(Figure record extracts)
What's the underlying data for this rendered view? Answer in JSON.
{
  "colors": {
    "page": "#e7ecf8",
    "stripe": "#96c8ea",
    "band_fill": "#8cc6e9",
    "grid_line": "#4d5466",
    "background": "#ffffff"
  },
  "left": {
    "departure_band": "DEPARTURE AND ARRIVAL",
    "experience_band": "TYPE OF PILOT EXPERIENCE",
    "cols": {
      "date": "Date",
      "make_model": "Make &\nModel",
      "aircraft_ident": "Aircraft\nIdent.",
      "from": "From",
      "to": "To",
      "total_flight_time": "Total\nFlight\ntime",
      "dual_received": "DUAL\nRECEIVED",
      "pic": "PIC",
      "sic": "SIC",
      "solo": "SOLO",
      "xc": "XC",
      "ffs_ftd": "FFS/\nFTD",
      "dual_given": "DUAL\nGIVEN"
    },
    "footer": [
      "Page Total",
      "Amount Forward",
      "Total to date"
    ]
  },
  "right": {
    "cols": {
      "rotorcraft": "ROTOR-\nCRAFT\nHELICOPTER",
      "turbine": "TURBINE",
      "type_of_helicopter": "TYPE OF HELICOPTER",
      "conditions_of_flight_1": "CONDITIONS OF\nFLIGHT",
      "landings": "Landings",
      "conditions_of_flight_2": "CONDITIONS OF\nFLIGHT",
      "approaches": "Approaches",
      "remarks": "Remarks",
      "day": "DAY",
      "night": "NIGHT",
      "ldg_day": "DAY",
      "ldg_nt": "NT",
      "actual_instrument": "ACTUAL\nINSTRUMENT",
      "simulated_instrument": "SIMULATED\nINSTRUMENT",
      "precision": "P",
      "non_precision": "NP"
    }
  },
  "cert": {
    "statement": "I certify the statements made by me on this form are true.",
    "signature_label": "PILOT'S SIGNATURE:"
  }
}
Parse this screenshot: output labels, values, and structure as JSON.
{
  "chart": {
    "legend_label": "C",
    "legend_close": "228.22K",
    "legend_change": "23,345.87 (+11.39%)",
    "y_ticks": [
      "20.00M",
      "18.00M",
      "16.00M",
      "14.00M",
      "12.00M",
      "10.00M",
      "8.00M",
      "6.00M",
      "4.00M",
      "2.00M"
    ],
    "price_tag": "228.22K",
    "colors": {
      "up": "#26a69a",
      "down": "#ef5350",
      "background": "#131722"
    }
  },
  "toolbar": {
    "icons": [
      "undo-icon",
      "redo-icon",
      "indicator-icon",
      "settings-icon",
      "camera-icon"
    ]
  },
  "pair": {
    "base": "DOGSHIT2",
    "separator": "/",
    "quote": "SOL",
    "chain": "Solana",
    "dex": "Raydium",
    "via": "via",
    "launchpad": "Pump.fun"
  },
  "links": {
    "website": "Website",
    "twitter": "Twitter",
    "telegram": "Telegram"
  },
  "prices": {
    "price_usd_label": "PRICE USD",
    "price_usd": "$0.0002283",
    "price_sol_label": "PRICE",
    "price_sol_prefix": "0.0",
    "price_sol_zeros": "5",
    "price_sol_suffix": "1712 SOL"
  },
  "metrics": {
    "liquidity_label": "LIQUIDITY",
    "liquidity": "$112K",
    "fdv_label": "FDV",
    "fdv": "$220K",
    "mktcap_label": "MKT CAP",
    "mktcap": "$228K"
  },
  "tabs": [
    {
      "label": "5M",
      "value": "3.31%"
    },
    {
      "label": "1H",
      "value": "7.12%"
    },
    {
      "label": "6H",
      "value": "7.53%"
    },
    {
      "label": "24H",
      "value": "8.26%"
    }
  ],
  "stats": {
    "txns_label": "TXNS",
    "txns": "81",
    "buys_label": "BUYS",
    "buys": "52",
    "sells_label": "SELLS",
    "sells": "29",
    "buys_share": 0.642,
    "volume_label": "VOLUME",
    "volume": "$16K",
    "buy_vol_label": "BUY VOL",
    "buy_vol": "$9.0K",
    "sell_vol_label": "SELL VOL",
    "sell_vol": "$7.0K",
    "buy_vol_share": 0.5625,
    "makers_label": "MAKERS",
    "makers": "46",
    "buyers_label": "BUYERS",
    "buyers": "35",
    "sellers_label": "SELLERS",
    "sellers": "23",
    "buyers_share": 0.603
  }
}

* **Short exercise**: Using the data above, output each line exactly.

* **Result of this task**:
What's the underlying data for this rendered view? Answer in JSON.
{
  "colors": {
    "page": "#e7ecf8",
    "stripe": "#96c8ea",
    "band_fill": "#8cc6e9",
    "grid_line": "#4d5466",
    "background": "#ffffff"
  },
  "left": {
    "departure_band": "DEPARTURE AND ARRIVAL",
    "experience_band": "TYPE OF PILOT EXPERIENCE",
    "cols": {
      "date": "Date",
      "make_model": "Make &\nModel",
      "aircraft_ident": "Aircraft\nIdent.",
      "from": "From",
      "to": "To",
      "total_flight_time": "Total\nFlight\ntime",
      "dual_received": "DUAL\nRECEIVED",
      "pic": "PIC",
      "sic": "SIC",
      "solo": "SOLO",
      "xc": "XC",
      "ffs_ftd": "FFS/\nFTD",
      "dual_given": "DUAL\nGIVEN"
    },
    "footer": [
      "Page Total",
      "Amount Forward",
      "Total to date"
    ]
  },
  "right": {
    "cols": {
      "rotorcraft": "ROTOR-\nCRAFT\nHELICOPTER",
      "turbine": "TURBINE",
      "type_of_helicopter": "TYPE OF HELICOPTER",
      "conditions_of_flight_1": "CONDITIONS OF\nFLIGHT",
      "landings": "Landings",
      "conditions_of_flight_2": "CONDITIONS OF\nFLIGHT",
      "approaches": "Approaches",
      "remarks": "Remarks",
      "day": "DAY",
      "night": "NIGHT",
      "ldg_day": "DAY",
      "ldg_nt": "NT",
      "actual_instrument": "ACTUAL\nINSTRUMENT",
      "simulated_instrument": "SIMULATED\nINSTRUMENT",
      "precision": "P",
      "non_precision": "NP"
    }
  },
  "cert": {
    "statement": "I certify the statements made by me on this form are true.",
    "signature_label": "PILOT'S SIGNATURE:"
  }
}
Parse this screenshot: output labels, values, and structure as JSON.
{
  "chart": {
    "legend_label": "C",
    "legend_close": "228.22K",
    "legend_change": "23,345.87 (+11.39%)",
    "y_ticks": [
      "20.00M",
      "18.00M",
      "16.00M",
      "14.00M",
      "12.00M",
      "10.00M",
      "8.00M",
      "6.00M",
      "4.00M",
      "2.00M"
    ],
    "price_tag": "228.22K",
    "colors": {
      "up": "#26a69a",
      "down": "#ef5350",
      "background": "#131722"
    }
  },
  "toolbar": {
    "icons": [
      "undo-icon",
      "redo-icon",
      "indicator-icon",
      "settings-icon",
      "camera-icon"
    ]
  },
  "pair": {
    "base": "DOGSHIT2",
    "separator": "/",
    "quote": "SOL",
    "chain": "Solana",
    "dex": "Raydium",
    "via": "via",
    "launchpad": "Pump.fun"
  },
  "links": {
    "website": "Website",
    "twitter": "Twitter",
    "telegram": "Telegram"
  },
  "prices": {
    "price_usd_label": "PRICE USD",
    "price_usd": "$0.0002283",
    "price_sol_label": "PRICE",
    "price_sol_prefix": "0.0",
    "price_sol_zeros": "5",
    "price_sol_suffix": "1712 SOL"
  },
  "metrics": {
    "liquidity_label": "LIQUIDITY",
    "liquidity": "$112K",
    "fdv_label": "FDV",
    "fdv": "$220K",
    "mktcap_label": "MKT CAP",
    "mktcap": "$228K"
  },
  "tabs": [
    {
      "label": "5M",
      "value": "3.31%"
    },
    {
      "label": "1H",
      "value": "7.12%"
    },
    {
      "label": "6H",
      "value": "7.53%"
    },
    {
      "label": "24H",
      "value": "8.26%"
    }
  ],
  "stats": {
    "txns_label": "TXNS",
    "txns": "81",
    "buys_label": "BUYS",
    "buys": "52",
    "sells_label": "SELLS",
    "sells": "29",
    "buys_share": 0.642,
    "volume_label": "VOLUME",
    "volume": "$16K",
    "buy_vol_label": "BUY VOL",
    "buy_vol": "$9.0K",
    "sell_vol_label": "SELL VOL",
    "sell_vol": "$7.0K",
    "buy_vol_share": 0.5625,
    "makers_label": "MAKERS",
    "makers": "46",
    "buyers_label": "BUYERS",
    "buyers": "35",
    "sellers_label": "SELLERS",
    "sellers": "23",
    "buyers_share": 0.603
  }
}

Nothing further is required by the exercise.